● **DATA TO USE**:
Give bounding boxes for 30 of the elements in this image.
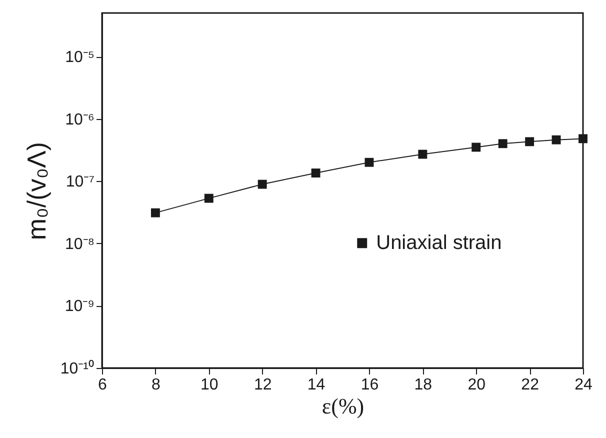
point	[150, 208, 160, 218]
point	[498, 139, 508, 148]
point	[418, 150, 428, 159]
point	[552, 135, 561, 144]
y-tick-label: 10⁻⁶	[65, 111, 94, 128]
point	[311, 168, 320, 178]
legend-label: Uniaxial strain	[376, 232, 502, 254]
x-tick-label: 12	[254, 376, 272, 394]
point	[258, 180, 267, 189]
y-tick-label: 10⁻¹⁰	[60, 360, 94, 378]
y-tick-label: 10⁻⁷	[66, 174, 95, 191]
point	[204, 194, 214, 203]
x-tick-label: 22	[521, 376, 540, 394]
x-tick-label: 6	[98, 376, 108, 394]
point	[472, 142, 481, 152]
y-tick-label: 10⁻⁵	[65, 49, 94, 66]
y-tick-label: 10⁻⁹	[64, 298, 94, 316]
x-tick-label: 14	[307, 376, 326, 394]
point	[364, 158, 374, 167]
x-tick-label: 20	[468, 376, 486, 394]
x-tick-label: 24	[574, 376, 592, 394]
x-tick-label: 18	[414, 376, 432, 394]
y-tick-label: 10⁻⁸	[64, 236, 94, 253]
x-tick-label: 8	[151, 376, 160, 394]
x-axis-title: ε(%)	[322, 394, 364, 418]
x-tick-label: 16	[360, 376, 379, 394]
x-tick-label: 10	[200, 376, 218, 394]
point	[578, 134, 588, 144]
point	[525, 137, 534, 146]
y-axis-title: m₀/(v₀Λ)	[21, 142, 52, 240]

● **DIRECTIVE**:
Write out the whole listing again with "marker" substituted for every "point", leaving everything else as it is and leaving out the pictures.

● **RESULT BELOW**:
Give bounding boxes for 30 of the elements in this image.
marker	[150, 208, 160, 218]
marker	[498, 139, 508, 148]
marker	[418, 150, 428, 159]
marker	[552, 135, 561, 144]
y-tick-label: 10⁻⁶	[65, 111, 94, 128]
marker	[311, 168, 320, 178]
legend-label: Uniaxial strain	[376, 232, 502, 254]
x-tick-label: 12	[254, 376, 272, 394]
marker	[258, 180, 267, 189]
y-tick-label: 10⁻¹⁰	[60, 360, 94, 378]
y-tick-label: 10⁻⁷	[66, 174, 95, 191]
marker	[204, 194, 214, 203]
x-tick-label: 22	[521, 376, 540, 394]
x-tick-label: 6	[98, 376, 108, 394]
marker	[472, 142, 481, 152]
y-tick-label: 10⁻⁵	[65, 49, 94, 66]
y-tick-label: 10⁻⁹	[64, 298, 94, 316]
x-tick-label: 14	[307, 376, 326, 394]
marker	[364, 158, 374, 167]
x-tick-label: 20	[468, 376, 486, 394]
x-tick-label: 24	[574, 376, 592, 394]
x-tick-label: 18	[414, 376, 432, 394]
y-tick-label: 10⁻⁸	[64, 236, 94, 253]
x-tick-label: 8	[151, 376, 160, 394]
x-axis-title: ε(%)	[322, 394, 364, 418]
x-tick-label: 16	[360, 376, 379, 394]
x-tick-label: 10	[200, 376, 218, 394]
marker	[578, 134, 588, 144]
marker	[525, 137, 534, 146]
y-axis-title: m₀/(v₀Λ)	[21, 142, 52, 240]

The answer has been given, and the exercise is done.